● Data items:
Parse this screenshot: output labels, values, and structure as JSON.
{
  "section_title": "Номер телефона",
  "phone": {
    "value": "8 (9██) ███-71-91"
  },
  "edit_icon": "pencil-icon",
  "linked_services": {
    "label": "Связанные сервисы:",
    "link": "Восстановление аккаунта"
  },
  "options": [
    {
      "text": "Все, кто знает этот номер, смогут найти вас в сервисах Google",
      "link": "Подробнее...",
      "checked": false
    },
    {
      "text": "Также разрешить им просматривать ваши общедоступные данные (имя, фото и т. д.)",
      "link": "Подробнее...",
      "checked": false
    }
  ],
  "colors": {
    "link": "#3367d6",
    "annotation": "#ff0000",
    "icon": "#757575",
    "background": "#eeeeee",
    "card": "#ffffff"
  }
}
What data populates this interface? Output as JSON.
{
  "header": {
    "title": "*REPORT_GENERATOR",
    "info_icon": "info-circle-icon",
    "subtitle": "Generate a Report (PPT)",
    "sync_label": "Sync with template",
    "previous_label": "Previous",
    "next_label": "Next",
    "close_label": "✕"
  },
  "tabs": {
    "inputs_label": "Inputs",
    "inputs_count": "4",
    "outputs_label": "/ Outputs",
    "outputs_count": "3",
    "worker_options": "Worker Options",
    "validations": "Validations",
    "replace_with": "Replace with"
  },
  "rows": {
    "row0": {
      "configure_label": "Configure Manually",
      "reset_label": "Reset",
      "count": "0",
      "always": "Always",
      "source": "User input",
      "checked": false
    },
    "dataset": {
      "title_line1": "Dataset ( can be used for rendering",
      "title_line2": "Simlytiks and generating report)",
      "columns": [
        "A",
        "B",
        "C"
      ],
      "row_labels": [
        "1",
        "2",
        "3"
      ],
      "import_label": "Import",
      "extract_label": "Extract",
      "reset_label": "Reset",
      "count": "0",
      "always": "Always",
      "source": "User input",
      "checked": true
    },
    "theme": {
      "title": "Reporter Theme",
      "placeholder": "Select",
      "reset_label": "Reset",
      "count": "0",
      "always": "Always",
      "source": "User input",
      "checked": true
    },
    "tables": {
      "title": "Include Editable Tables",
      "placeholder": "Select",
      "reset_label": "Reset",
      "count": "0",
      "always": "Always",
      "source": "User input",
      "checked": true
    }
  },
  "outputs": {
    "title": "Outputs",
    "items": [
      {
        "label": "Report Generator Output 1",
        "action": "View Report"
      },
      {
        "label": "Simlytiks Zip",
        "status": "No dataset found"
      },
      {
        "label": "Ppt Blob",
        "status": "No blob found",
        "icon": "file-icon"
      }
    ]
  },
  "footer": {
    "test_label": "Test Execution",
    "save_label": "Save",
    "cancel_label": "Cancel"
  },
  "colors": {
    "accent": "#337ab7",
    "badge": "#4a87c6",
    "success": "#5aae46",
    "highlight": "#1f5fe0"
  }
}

● INSTRUCTIONS TO FOLLOW: Your answer should be one number: how many lines of the listing include the word "JSON".

● SOLUTION TO THIS TASK: 2